··· Items ···

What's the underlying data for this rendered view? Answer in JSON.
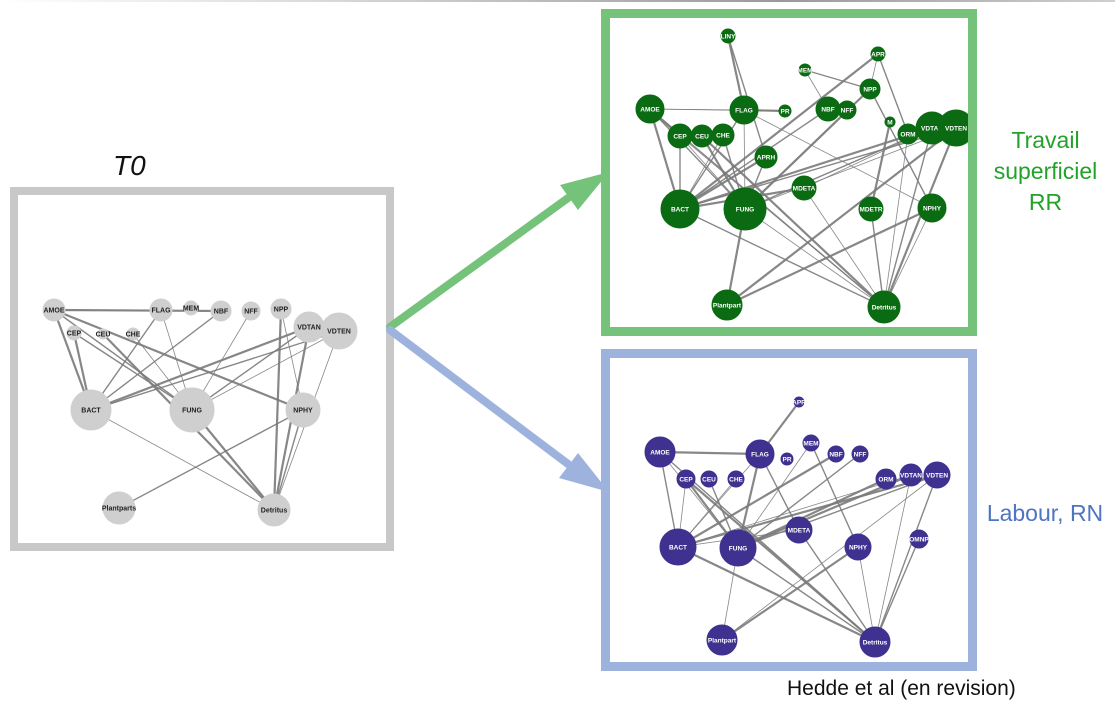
{
  "labels": {
    "t0": "T0",
    "rr_line1": "Travail",
    "rr_line2": "superficiel",
    "rr_line3": "RR",
    "rn": "Labour, RN",
    "citation": "Hedde et al (en revision)"
  },
  "colors": {
    "t0_frame": "#c8c8c8",
    "t0_node": "#cfcfcf",
    "rr_frame": "#75c37a",
    "rr_node": "#0b6b12",
    "rn_frame": "#9db3dd",
    "rn_node": "#3e3190",
    "edge": "#7a7a7a",
    "rr_text": "#22a22a",
    "rn_text": "#4f74c0"
  },
  "networks": {
    "t0": {
      "nodes": [
        {
          "id": "AMOE",
          "label": "AMOE"
        },
        {
          "id": "CEP",
          "label": "CEP"
        },
        {
          "id": "CEU",
          "label": "CEU"
        },
        {
          "id": "CHE",
          "label": "CHE"
        },
        {
          "id": "FLAG",
          "label": "FLAG"
        },
        {
          "id": "MEM",
          "label": "MEM"
        },
        {
          "id": "NBF",
          "label": "NBF"
        },
        {
          "id": "NFF",
          "label": "NFF"
        },
        {
          "id": "NPP",
          "label": "NPP"
        },
        {
          "id": "VDTAN",
          "label": "VDTAN"
        },
        {
          "id": "VDTEN",
          "label": "VDTEN"
        },
        {
          "id": "BACT",
          "label": "BACT"
        },
        {
          "id": "FUNG",
          "label": "FUNG"
        },
        {
          "id": "NPHY",
          "label": "NPHY"
        },
        {
          "id": "Plantparts",
          "label": "Plantparts"
        },
        {
          "id": "Detritus",
          "label": "Detritus"
        }
      ],
      "edges": [
        [
          "AMOE",
          "BACT"
        ],
        [
          "AMOE",
          "FUNG"
        ],
        [
          "AMOE",
          "FLAG"
        ],
        [
          "AMOE",
          "NPHY"
        ],
        [
          "FLAG",
          "BACT"
        ],
        [
          "FLAG",
          "FUNG"
        ],
        [
          "CEP",
          "BACT"
        ],
        [
          "CEP",
          "FUNG"
        ],
        [
          "CHE",
          "FUNG"
        ],
        [
          "CEU",
          "Detritus"
        ],
        [
          "NBF",
          "BACT"
        ],
        [
          "NFF",
          "FUNG"
        ],
        [
          "NPP",
          "Detritus"
        ],
        [
          "VDTEN",
          "BACT"
        ],
        [
          "VDTEN",
          "FUNG"
        ],
        [
          "VDTAN",
          "BACT"
        ],
        [
          "VDTAN",
          "FUNG"
        ],
        [
          "VDTEN",
          "Detritus"
        ],
        [
          "VDTAN",
          "Detritus"
        ],
        [
          "NPHY",
          "Plantparts"
        ],
        [
          "BACT",
          "Detritus"
        ],
        [
          "FUNG",
          "Detritus"
        ],
        [
          "NPHY",
          "Detritus"
        ],
        [
          "NPP",
          "NPHY"
        ],
        [
          "AMOE",
          "NBF"
        ]
      ]
    },
    "rr": {
      "nodes": [
        {
          "id": "LINY",
          "label": "LINY"
        },
        {
          "id": "APR",
          "label": "APR"
        },
        {
          "id": "MEM",
          "label": "MEM"
        },
        {
          "id": "NPP",
          "label": "NPP"
        },
        {
          "id": "AMOE",
          "label": "AMOE"
        },
        {
          "id": "FLAG",
          "label": "FLAG"
        },
        {
          "id": "PR",
          "label": "PR"
        },
        {
          "id": "NBF",
          "label": "NBF"
        },
        {
          "id": "NFF",
          "label": "NFF"
        },
        {
          "id": "M",
          "label": "M"
        },
        {
          "id": "ORM",
          "label": "ORM"
        },
        {
          "id": "VDTAN",
          "label": "VDTAN"
        },
        {
          "id": "VDTEN",
          "label": "VDTEN"
        },
        {
          "id": "CEP",
          "label": "CEP"
        },
        {
          "id": "CEU",
          "label": "CEU"
        },
        {
          "id": "CHE",
          "label": "CHE"
        },
        {
          "id": "APRH",
          "label": "APRH"
        },
        {
          "id": "MDETA",
          "label": "MDETA"
        },
        {
          "id": "BACT",
          "label": "BACT"
        },
        {
          "id": "FUNG",
          "label": "FUNG"
        },
        {
          "id": "MDETR",
          "label": "MDETR"
        },
        {
          "id": "NPHY",
          "label": "NPHY"
        },
        {
          "id": "Plantparts",
          "label": "Plantpart"
        },
        {
          "id": "Detritus",
          "label": "Detritus"
        }
      ],
      "edges": [
        [
          "LINY",
          "FLAG"
        ],
        [
          "LINY",
          "APRH"
        ],
        [
          "APR",
          "NPP"
        ],
        [
          "APR",
          "BACT"
        ],
        [
          "MEM",
          "NPP"
        ],
        [
          "MEM",
          "NBF"
        ],
        [
          "AMOE",
          "BACT"
        ],
        [
          "AMOE",
          "FUNG"
        ],
        [
          "AMOE",
          "FLAG"
        ],
        [
          "AMOE",
          "CEP"
        ],
        [
          "FLAG",
          "BACT"
        ],
        [
          "FLAG",
          "FUNG"
        ],
        [
          "FLAG",
          "PR"
        ],
        [
          "NBF",
          "BACT"
        ],
        [
          "NFF",
          "FUNG"
        ],
        [
          "NPP",
          "FUNG"
        ],
        [
          "CEP",
          "BACT"
        ],
        [
          "CEP",
          "FUNG"
        ],
        [
          "CEU",
          "FUNG"
        ],
        [
          "CHE",
          "FUNG"
        ],
        [
          "CHE",
          "BACT"
        ],
        [
          "APRH",
          "BACT"
        ],
        [
          "APRH",
          "FUNG"
        ],
        [
          "MDETA",
          "Detritus"
        ],
        [
          "MDETA",
          "BACT"
        ],
        [
          "VDTEN",
          "BACT"
        ],
        [
          "VDTEN",
          "FUNG"
        ],
        [
          "VDTAN",
          "BACT"
        ],
        [
          "VDTAN",
          "FUNG"
        ],
        [
          "VDTAN",
          "MDETA"
        ],
        [
          "VDTEN",
          "Detritus"
        ],
        [
          "VDTAN",
          "Detritus"
        ],
        [
          "ORM",
          "Detritus"
        ],
        [
          "M",
          "MDETR"
        ],
        [
          "MDETR",
          "Detritus"
        ],
        [
          "NPHY",
          "Detritus"
        ],
        [
          "NPHY",
          "Plantparts"
        ],
        [
          "BACT",
          "Detritus"
        ],
        [
          "FUNG",
          "Detritus"
        ],
        [
          "FUNG",
          "Plantparts"
        ],
        [
          "AMOE",
          "Detritus"
        ],
        [
          "CEP",
          "Detritus"
        ],
        [
          "CEU",
          "Detritus"
        ],
        [
          "NPP",
          "NPHY"
        ],
        [
          "FLAG",
          "NPHY"
        ],
        [
          "VDTEN",
          "Plantparts"
        ],
        [
          "APR",
          "ORM"
        ],
        [
          "AMOE",
          "PR"
        ]
      ]
    },
    "rn": {
      "nodes": [
        {
          "id": "APR",
          "label": "APR"
        },
        {
          "id": "AMOE",
          "label": "AMOE"
        },
        {
          "id": "FLAG",
          "label": "FLAG"
        },
        {
          "id": "MEM",
          "label": "MEM"
        },
        {
          "id": "PR",
          "label": "PR"
        },
        {
          "id": "NBF",
          "label": "NBF"
        },
        {
          "id": "NFF",
          "label": "NFF"
        },
        {
          "id": "CEP",
          "label": "CEP"
        },
        {
          "id": "CEU",
          "label": "CEU"
        },
        {
          "id": "CHE",
          "label": "CHE"
        },
        {
          "id": "ORM",
          "label": "ORM"
        },
        {
          "id": "VDTAN",
          "label": "VDTAN"
        },
        {
          "id": "VDTEN",
          "label": "VDTEN"
        },
        {
          "id": "MDETA",
          "label": "MDETA"
        },
        {
          "id": "BACT",
          "label": "BACT"
        },
        {
          "id": "FUNG",
          "label": "FUNG"
        },
        {
          "id": "NPHY",
          "label": "NPHY"
        },
        {
          "id": "OMNP",
          "label": "OMNP"
        },
        {
          "id": "Plantparts",
          "label": "Plantpart"
        },
        {
          "id": "Detritus",
          "label": "Detritus"
        }
      ],
      "edges": [
        [
          "APR",
          "FLAG"
        ],
        [
          "AMOE",
          "BACT"
        ],
        [
          "AMOE",
          "FUNG"
        ],
        [
          "AMOE",
          "FLAG"
        ],
        [
          "AMOE",
          "Detritus"
        ],
        [
          "FLAG",
          "BACT"
        ],
        [
          "FLAG",
          "FUNG"
        ],
        [
          "FLAG",
          "MDETA"
        ],
        [
          "MEM",
          "FUNG"
        ],
        [
          "NBF",
          "BACT"
        ],
        [
          "NFF",
          "FUNG"
        ],
        [
          "CEP",
          "BACT"
        ],
        [
          "CEP",
          "FUNG"
        ],
        [
          "CEU",
          "FUNG"
        ],
        [
          "CHE",
          "BACT"
        ],
        [
          "VDTEN",
          "BACT"
        ],
        [
          "VDTEN",
          "FUNG"
        ],
        [
          "VDTAN",
          "BACT"
        ],
        [
          "VDTAN",
          "FUNG"
        ],
        [
          "VDTEN",
          "Detritus"
        ],
        [
          "VDTAN",
          "Detritus"
        ],
        [
          "ORM",
          "FUNG"
        ],
        [
          "MDETA",
          "Detritus"
        ],
        [
          "MDETA",
          "BACT"
        ],
        [
          "BACT",
          "Detritus"
        ],
        [
          "FUNG",
          "Detritus"
        ],
        [
          "NPHY",
          "Detritus"
        ],
        [
          "NPHY",
          "Plantparts"
        ],
        [
          "OMNP",
          "Detritus"
        ],
        [
          "FUNG",
          "Plantparts"
        ],
        [
          "CEP",
          "Detritus"
        ],
        [
          "MEM",
          "NPHY"
        ],
        [
          "VDTEN",
          "Plantparts"
        ]
      ]
    }
  }
}
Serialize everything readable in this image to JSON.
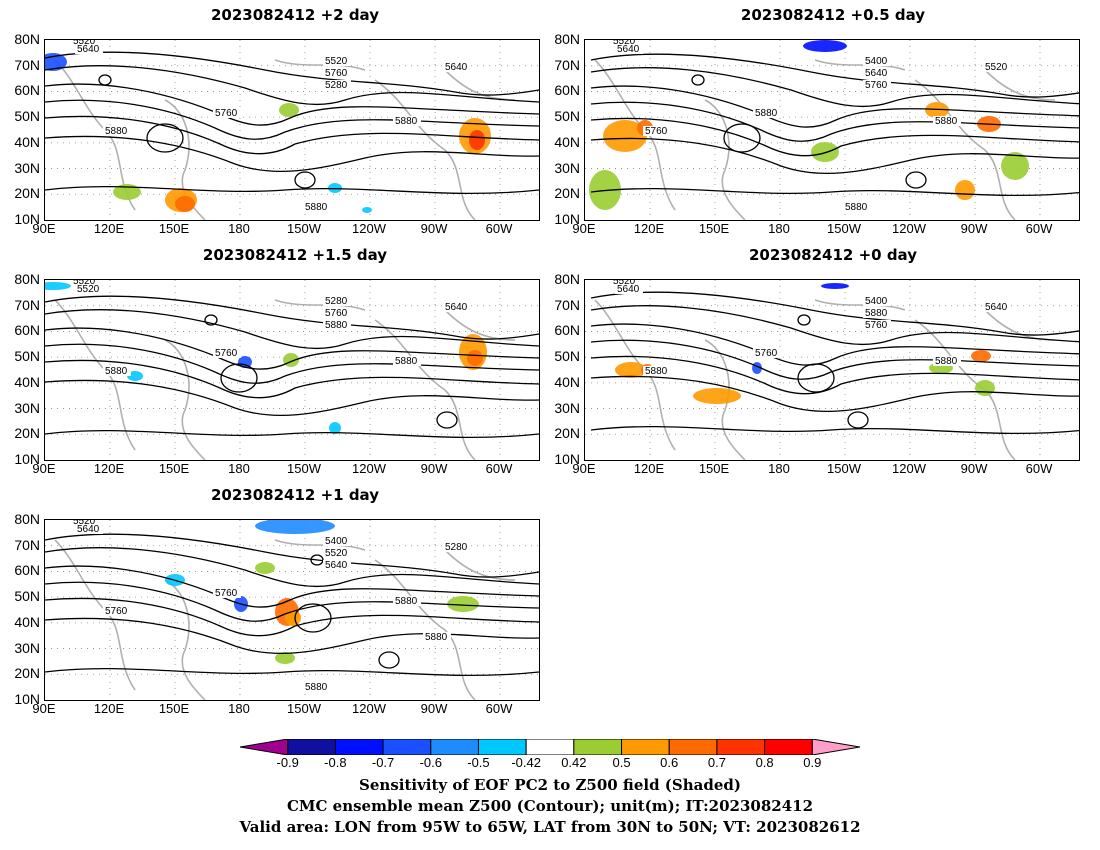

···

# What is asked
Pick out all the lines with the word "JSON" in them and copy them.

# Full solution
What's the underlying data for this rendered view? Answer in JSON.
Serialize everything readable in this image to JSON.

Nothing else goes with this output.